*EXERCISE*
Where the data below has the string "Stan", return the whole line.

※

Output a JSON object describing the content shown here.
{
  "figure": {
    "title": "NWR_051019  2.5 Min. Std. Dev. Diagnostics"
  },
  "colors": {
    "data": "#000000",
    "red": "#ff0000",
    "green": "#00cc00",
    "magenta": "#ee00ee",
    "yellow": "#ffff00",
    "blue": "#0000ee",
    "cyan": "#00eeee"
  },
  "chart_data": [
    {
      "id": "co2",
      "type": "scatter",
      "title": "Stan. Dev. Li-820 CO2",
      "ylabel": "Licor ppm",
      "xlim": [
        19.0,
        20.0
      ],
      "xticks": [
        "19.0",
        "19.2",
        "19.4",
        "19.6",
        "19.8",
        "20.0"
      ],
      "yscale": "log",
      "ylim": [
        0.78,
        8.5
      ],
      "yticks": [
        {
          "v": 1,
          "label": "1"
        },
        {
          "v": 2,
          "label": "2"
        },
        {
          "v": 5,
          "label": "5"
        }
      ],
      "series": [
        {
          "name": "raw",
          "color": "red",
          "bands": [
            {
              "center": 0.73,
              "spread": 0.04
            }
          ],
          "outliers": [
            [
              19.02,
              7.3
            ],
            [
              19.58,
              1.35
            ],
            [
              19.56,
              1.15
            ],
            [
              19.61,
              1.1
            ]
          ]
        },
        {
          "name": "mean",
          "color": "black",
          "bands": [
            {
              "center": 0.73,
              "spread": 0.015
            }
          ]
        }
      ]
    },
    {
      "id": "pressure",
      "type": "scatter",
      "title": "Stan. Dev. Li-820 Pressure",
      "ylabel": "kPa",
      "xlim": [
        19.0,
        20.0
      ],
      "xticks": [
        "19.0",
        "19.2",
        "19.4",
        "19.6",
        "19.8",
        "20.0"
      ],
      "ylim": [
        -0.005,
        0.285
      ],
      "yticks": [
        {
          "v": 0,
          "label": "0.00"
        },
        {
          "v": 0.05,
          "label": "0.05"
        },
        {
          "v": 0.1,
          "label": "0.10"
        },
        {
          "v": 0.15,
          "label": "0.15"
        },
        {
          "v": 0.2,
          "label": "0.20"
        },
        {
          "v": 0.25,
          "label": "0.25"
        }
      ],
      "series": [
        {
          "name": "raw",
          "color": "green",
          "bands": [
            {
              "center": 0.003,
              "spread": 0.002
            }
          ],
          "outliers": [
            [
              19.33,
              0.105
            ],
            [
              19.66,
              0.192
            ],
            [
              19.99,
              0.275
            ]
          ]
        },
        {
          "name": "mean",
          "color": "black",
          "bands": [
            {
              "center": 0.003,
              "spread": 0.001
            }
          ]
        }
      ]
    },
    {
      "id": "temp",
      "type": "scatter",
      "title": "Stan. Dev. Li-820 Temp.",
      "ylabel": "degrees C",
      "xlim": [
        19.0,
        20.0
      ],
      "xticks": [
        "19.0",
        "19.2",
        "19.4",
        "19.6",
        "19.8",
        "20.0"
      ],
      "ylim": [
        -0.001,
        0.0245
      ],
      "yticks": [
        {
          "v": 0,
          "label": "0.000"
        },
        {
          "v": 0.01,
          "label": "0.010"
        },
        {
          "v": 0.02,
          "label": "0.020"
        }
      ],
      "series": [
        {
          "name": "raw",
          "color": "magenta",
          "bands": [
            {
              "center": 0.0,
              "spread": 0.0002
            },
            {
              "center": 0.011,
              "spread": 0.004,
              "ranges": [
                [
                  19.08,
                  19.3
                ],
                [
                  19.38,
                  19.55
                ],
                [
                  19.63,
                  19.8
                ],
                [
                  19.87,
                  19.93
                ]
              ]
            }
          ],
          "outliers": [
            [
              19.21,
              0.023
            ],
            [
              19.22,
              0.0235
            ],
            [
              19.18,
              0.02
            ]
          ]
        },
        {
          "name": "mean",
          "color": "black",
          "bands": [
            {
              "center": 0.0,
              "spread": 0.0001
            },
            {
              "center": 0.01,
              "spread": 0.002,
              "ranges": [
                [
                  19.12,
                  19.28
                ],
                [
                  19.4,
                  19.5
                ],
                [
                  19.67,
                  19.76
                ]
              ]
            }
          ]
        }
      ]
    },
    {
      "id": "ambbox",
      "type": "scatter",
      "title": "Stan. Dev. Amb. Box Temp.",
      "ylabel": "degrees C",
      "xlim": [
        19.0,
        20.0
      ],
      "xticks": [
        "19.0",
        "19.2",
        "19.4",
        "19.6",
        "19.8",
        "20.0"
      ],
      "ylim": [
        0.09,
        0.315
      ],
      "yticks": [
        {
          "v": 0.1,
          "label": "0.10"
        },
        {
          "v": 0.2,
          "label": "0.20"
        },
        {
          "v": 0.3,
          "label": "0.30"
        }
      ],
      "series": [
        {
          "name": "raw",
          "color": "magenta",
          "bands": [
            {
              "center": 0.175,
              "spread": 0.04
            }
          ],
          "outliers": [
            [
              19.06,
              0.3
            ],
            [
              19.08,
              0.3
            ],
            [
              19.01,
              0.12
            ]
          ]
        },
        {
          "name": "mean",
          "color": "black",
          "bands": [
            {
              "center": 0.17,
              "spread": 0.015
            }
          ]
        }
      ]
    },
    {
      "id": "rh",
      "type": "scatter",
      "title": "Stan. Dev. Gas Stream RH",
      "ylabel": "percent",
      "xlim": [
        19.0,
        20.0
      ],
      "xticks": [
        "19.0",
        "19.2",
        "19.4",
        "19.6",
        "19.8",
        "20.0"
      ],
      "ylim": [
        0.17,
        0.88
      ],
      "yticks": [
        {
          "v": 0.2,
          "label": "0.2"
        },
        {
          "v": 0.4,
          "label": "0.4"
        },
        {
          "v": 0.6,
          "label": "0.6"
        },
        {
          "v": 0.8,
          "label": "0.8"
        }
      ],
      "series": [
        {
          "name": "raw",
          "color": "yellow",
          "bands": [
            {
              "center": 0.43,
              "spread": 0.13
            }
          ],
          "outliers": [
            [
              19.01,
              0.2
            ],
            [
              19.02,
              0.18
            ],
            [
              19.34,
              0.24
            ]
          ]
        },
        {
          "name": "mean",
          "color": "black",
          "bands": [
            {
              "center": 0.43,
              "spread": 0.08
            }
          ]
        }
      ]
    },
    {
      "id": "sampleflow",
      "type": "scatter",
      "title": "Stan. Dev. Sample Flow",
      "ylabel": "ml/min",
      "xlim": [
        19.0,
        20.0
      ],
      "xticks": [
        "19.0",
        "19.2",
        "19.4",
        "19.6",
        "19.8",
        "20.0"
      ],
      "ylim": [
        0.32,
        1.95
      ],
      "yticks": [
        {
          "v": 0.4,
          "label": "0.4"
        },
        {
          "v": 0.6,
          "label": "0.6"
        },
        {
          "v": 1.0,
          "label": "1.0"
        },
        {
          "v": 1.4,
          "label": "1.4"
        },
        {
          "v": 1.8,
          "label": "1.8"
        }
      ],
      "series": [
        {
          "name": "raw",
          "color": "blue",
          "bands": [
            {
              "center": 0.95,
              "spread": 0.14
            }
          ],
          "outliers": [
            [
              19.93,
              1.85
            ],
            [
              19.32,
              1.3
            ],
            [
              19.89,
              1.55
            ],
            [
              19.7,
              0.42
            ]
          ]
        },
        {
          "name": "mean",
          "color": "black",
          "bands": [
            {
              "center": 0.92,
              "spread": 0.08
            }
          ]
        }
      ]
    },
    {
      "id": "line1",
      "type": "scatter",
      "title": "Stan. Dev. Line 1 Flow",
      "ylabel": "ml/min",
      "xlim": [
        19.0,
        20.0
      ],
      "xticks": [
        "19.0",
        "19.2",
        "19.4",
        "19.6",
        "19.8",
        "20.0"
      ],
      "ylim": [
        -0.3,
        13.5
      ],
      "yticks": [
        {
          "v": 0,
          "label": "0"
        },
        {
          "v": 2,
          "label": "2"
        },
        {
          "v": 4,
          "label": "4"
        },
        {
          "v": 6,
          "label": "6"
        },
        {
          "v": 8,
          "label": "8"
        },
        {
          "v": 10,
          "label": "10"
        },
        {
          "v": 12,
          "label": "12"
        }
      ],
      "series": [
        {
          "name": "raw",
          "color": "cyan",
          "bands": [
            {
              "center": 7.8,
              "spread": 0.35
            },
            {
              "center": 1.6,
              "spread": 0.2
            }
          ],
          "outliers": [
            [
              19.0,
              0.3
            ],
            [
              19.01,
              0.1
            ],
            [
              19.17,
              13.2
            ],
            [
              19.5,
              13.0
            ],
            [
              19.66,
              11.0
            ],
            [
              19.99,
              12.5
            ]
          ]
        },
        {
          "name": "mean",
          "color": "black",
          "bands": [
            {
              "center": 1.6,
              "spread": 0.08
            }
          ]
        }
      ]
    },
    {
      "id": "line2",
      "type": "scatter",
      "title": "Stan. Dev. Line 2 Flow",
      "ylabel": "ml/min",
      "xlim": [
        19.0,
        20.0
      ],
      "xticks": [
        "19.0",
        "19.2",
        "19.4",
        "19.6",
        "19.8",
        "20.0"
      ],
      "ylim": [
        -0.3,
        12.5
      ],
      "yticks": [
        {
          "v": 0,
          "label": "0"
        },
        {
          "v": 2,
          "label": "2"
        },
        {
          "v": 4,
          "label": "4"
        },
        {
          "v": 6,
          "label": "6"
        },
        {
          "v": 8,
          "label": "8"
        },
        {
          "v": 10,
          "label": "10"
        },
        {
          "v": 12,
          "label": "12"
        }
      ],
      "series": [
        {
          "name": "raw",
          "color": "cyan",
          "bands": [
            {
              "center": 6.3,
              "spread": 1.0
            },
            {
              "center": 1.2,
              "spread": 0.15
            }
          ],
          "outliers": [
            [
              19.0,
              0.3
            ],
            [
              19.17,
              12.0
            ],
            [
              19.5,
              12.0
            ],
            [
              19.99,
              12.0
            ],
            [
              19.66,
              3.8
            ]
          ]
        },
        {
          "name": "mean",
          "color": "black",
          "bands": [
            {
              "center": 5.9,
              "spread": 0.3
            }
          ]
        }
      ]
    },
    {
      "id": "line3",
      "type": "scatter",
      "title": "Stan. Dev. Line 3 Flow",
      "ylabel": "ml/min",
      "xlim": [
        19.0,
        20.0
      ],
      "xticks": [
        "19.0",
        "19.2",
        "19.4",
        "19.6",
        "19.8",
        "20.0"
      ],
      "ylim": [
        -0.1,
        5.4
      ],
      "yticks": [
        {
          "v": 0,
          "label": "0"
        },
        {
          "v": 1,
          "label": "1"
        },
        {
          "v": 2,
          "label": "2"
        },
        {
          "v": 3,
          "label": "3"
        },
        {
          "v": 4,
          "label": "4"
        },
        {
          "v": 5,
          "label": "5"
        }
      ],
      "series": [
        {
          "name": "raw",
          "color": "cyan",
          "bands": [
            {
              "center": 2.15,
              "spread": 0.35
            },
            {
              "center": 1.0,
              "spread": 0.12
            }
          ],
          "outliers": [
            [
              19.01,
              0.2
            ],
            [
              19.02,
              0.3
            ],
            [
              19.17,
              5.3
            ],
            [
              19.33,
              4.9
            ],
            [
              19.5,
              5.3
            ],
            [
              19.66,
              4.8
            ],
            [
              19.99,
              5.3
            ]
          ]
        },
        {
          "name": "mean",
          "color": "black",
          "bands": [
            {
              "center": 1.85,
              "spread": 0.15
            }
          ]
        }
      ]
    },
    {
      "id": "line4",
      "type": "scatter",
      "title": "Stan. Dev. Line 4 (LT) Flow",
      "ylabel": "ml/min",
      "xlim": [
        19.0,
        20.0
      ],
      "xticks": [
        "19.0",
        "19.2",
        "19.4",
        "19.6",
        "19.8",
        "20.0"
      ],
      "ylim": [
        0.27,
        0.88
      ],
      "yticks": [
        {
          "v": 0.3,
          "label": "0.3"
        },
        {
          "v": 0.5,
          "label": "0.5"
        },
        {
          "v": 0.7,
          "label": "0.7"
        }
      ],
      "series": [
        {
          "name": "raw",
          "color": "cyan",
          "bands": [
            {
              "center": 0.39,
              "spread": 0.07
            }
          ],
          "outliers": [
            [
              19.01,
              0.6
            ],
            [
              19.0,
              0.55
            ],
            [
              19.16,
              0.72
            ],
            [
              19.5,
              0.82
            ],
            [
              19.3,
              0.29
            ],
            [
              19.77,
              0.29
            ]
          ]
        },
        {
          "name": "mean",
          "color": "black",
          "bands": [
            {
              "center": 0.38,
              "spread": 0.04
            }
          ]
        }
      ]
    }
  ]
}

※

*TASK ANSWER*
      "title": "Stan. Dev. Li-820 CO2",
      "title": "Stan. Dev. Li-820 Pressure",
      "title": "Stan. Dev. Li-820 Temp.",
      "title": "Stan. Dev. Amb. Box Temp.",
      "title": "Stan. Dev. Gas Stream RH",
      "title": "Stan. Dev. Sample Flow",
      "title": "Stan. Dev. Line 1 Flow",
      "title": "Stan. Dev. Line 2 Flow",
      "title": "Stan. Dev. Line 3 Flow",
      "title": "Stan. Dev. Line 4 (LT) Flow",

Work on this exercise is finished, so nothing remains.